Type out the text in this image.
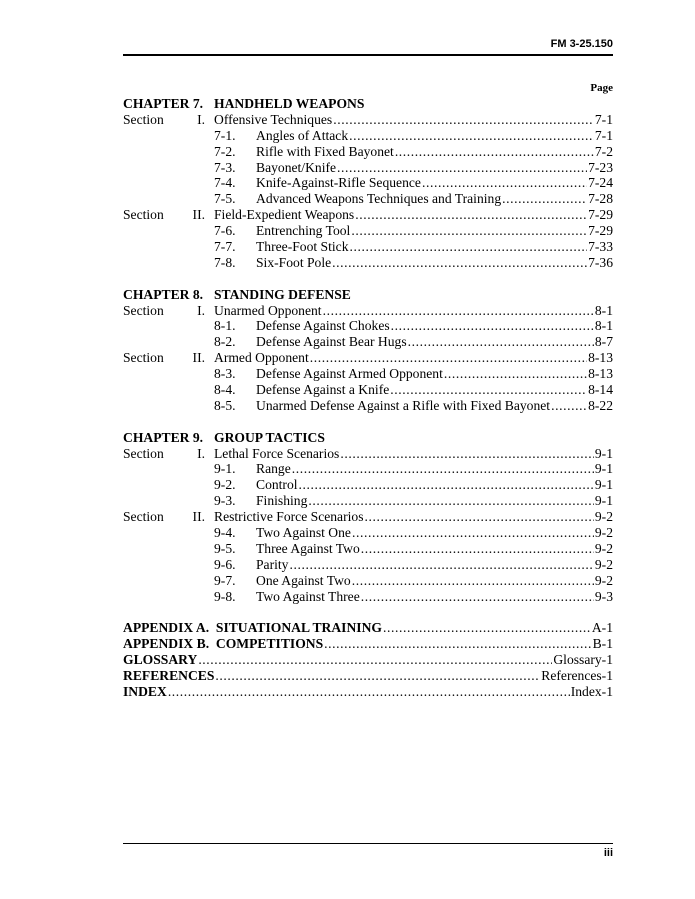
FM 3-25.150
Page
CHAPTER 7. HANDHELD WEAPONS
Section	I. Offensive Techniques .....	7-1
7-1.	Angles of Attack .....	7-1
7-2.	Rifle with Fixed Bayonet .....	7-2
7-3.	Bayonet/Knife .....	7-23
7-4.	Knife-Against-Rifle Sequence .....	7-24
7-5.	Advanced Weapons Techniques and Training .....	7-28
Section	II. Field-Expedient Weapons .....	7-29
7-6.	Entrenching Tool .....	7-29
7-7.	Three-Foot Stick .....	7-33
7-8.	Six-Foot Pole .....	7-36
CHAPTER 8. STANDING DEFENSE
Section	I. Unarmed Opponent .....	8-1
8-1.	Defense Against Chokes .....	8-1
8-2.	Defense Against Bear Hugs .....	8-7
Section	II. Armed Opponent .....	8-13
8-3.	Defense Against Armed Opponent .....	8-13
8-4.	Defense Against a Knife .....	8-14
8-5.	Unarmed Defense Against a Rifle with Fixed Bayonet .....	8-22
CHAPTER 9. GROUP TACTICS
Section	I. Lethal Force Scenarios .....	9-1
9-1.	Range .....	9-1
9-2.	Control .....	9-1
9-3.	Finishing .....	9-1
Section	II. Restrictive Force Scenarios .....	9-2
9-4.	Two Against One .....	9-2
9-5.	Three Against Two .....	9-2
9-6.	Parity .....	9-2
9-7.	One Against Two .....	9-2
9-8.	Two Against Three .....	9-3
APPENDIX A.  SITUATIONAL TRAINING .....	A-1
APPENDIX B.  COMPETITIONS .....	B-1
GLOSSARY .....	Glossary-1
REFERENCES .....	References-1
INDEX .....	Index-1
iii
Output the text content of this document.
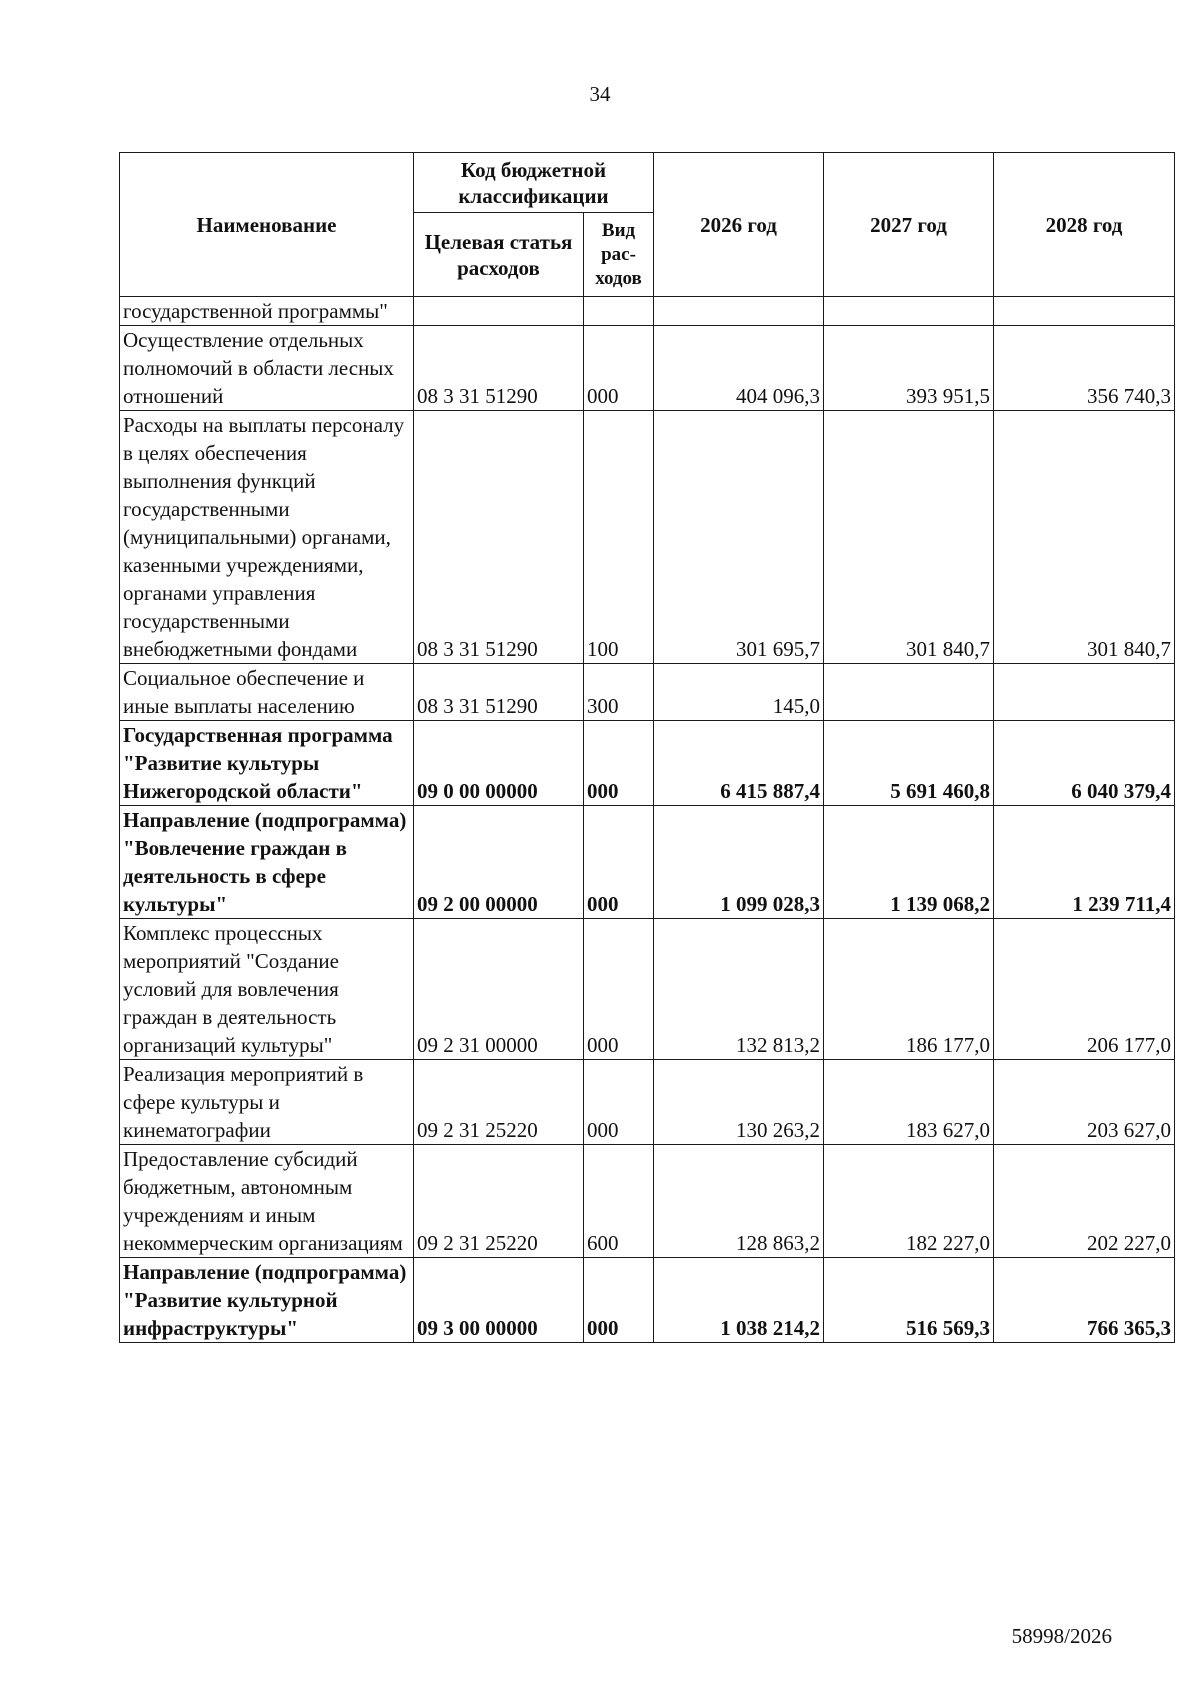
34
Наименование	Код бюджетной классификации		2026 год	2027 год	2028 год
	Целевая статья расходов	Вид рас-ходов			
государственной программы"					
Осуществление отдельных полномочий в области лесных отношений	08 3 31 51290	000	404 096,3	393 951,5	356 740,3
Расходы на выплаты персоналу в целях обеспечения выполнения функций государственными (муниципальными) органами, казенными учреждениями, органами управления государственными внебюджетными фондами	08 3 31 51290	100	301 695,7	301 840,7	301 840,7
Социальное обеспечение и иные выплаты населению	08 3 31 51290	300	145,0		
Государственная программа "Развитие культуры Нижегородской области"	09 0 00 00000	000	6 415 887,4	5 691 460,8	6 040 379,4
Направление (подпрограмма) "Вовлечение граждан в деятельность в сфере культуры"	09 2 00 00000	000	1 099 028,3	1 139 068,2	1 239 711,4
Комплекс процессных мероприятий "Создание условий для вовлечения граждан в деятельность организаций культуры"	09 2 31 00000	000	132 813,2	186 177,0	206 177,0
Реализация мероприятий в сфере культуры и кинематографии	09 2 31 25220	000	130 263,2	183 627,0	203 627,0
Предоставление субсидий бюджетным, автономным учреждениям и иным некоммерческим организациям	09 2 31 25220	600	128 863,2	182 227,0	202 227,0
Направление (подпрограмма) "Развитие культурной инфраструктуры"	09 3 00 00000	000	1 038 214,2	516 569,3	766 365,3
58998/2026
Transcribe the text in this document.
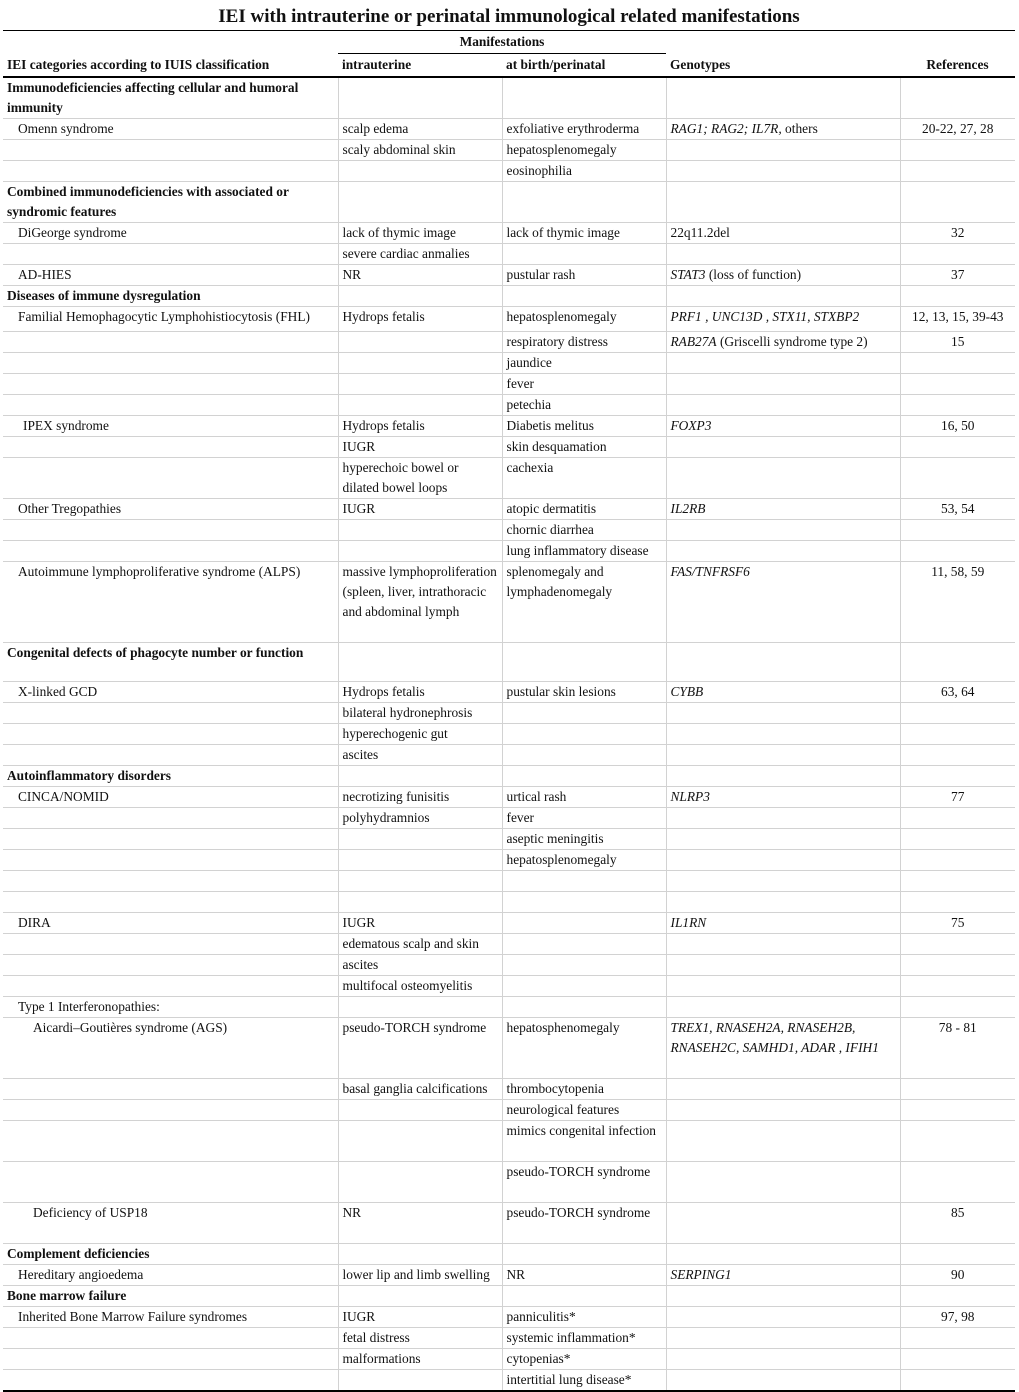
IEI with intrauterine or perinatal immunological related manifestations
	Manifestations			
IEI categories according to IUIS classification	intrauterine	at birth/perinatal	Genotypes	References
Immunodeficiencies affecting cellular and humoral immunity				
Omenn syndrome	scalp edema	exfoliative erythroderma	RAG1; RAG2; IL7R, others	20-22, 27, 28
	scaly abdominal skin	hepatosplenomegaly		
		eosinophilia		
Combined immunodeficiencies with associated or syndromic features				
DiGeorge syndrome	lack of thymic image	lack of thymic image	22q11.2del	32
	severe cardiac anmalies			
AD-HIES	NR	pustular rash	STAT3 (loss of function)	37
Diseases of immune dysregulation				
Familial Hemophagocytic Lymphohistiocytosis (FHL)	Hydrops fetalis	hepatosplenomegaly	PRF1 , UNC13D , STX11, STXBP2	12, 13, 15, 39-43
		respiratory distress	RAB27A (Griscelli syndrome type 2)	15
		jaundice		
		fever		
		petechia		
IPEX syndrome	Hydrops fetalis	Diabetis melitus	FOXP3	16, 50
	IUGR	skin desquamation		
	hyperechoic bowel or dilated bowel loops	cachexia		
Other Tregopathies	IUGR	atopic dermatitis	IL2RB	53, 54
		chornic diarrhea		
		lung inflammatory disease		
Autoimmune lymphoproliferative syndrome (ALPS)	massive lymphoproliferation (spleen, liver, intrathoracic and abdominal lymph	splenomegaly and lymphadenomegaly	FAS/TNFRSF6	11, 58, 59
Congenital defects of phagocyte number or function				
X-linked GCD	Hydrops fetalis	pustular skin lesions	CYBB	63, 64
	bilateral hydronephrosis			
	hyperechogenic gut			
	ascites			
Autoinflammatory disorders				
CINCA/NOMID	necrotizing funisitis	urtical rash	NLRP3	77
	polyhydramnios	fever		
		aseptic meningitis		
		hepatosplenomegaly		

DIRA	IUGR		IL1RN	75
	edematous scalp and skin			
	ascites			
	multifocal osteomyelitis			
Type 1 Interferonopathies:				
Aicardi–Goutières syndrome (AGS)	pseudo-TORCH syndrome	hepatosphenomegaly	TREX1, RNASEH2A, RNASEH2B, RNASEH2C, SAMHD1, ADAR , IFIH1	78 - 81
	basal ganglia calcifications	thrombocytopenia		
		neurological features		
		mimics congenital infection		
		pseudo-TORCH syndrome		
Deficiency of USP18	NR	pseudo-TORCH syndrome		85
Complement deficiencies				
Hereditary angioedema	lower lip and limb swelling	NR	SERPING1	90
Bone marrow failure				
Inherited Bone Marrow Failure syndromes	IUGR	panniculitis*		97, 98
	fetal distress	systemic inflammation*		
	malformations	cytopenias*		
		intertitial lung disease*		
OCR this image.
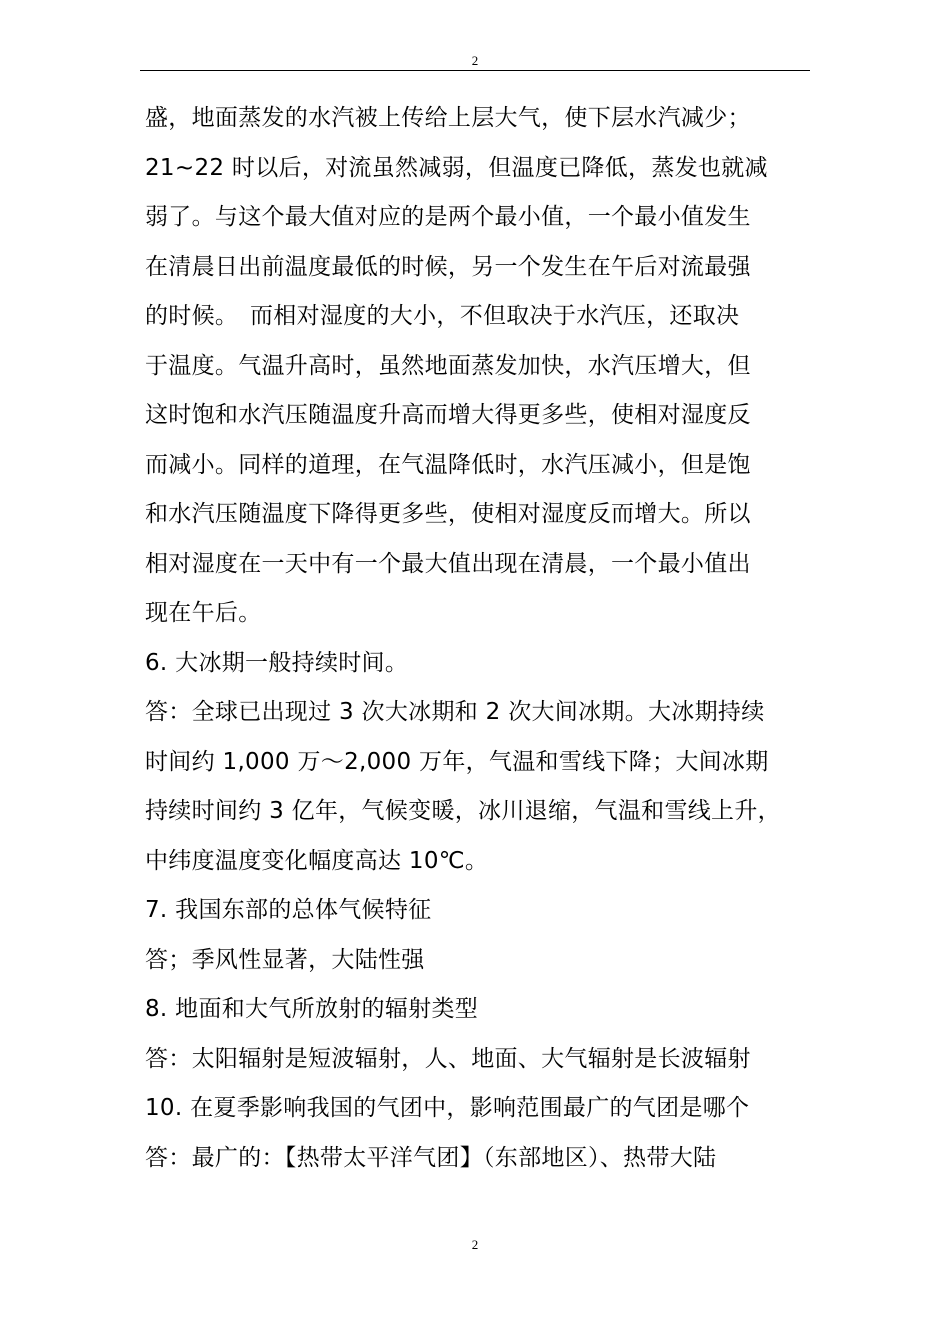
2
盛，地面蒸发的水汽被上传给上层大气，使下层水汽减少；
21~22 时以后，对流虽然减弱，但温度已降低，蒸发也就减
弱了。与这个最大值对应的是两个最小值，一个最小值发生
在清晨日出前温度最低的时候，另一个发生在午后对流最强
的时候。　而相对湿度的大小，不但取决于水汽压，还取决
于温度。气温升高时，虽然地面蒸发加快，水汽压增大，但
这时饱和水汽压随温度升高而增大得更多些，使相对湿度反
而减小。同样的道理，在气温降低时，水汽压减小，但是饱
和水汽压随温度下降得更多些，使相对湿度反而增大。所以
相对湿度在一天中有一个最大值出现在清晨，一个最小值出
现在午后。
6. 大冰期一般持续时间。
答：全球已出现过 3 次大冰期和 2 次大间冰期。大冰期持续
时间约 1,000 万～2,000 万年，气温和雪线下降；大间冰期
持续时间约 3 亿年，气候变暖，冰川退缩，气温和雪线上升，
中纬度温度变化幅度高达 10℃。
7. 我国东部的总体气候特征
答；季风性显著，大陆性强
8. 地面和大气所放射的辐射类型
答：太阳辐射是短波辐射，人、地面、大气辐射是长波辐射
10. 在夏季影响我国的气团中，影响范围最广的气团是哪个
答：最广的：【热带太平洋气团】（东部地区）、热带大陆
2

========================================================================

Count the lines of the material that include the word "деятельность", then report only the total.

2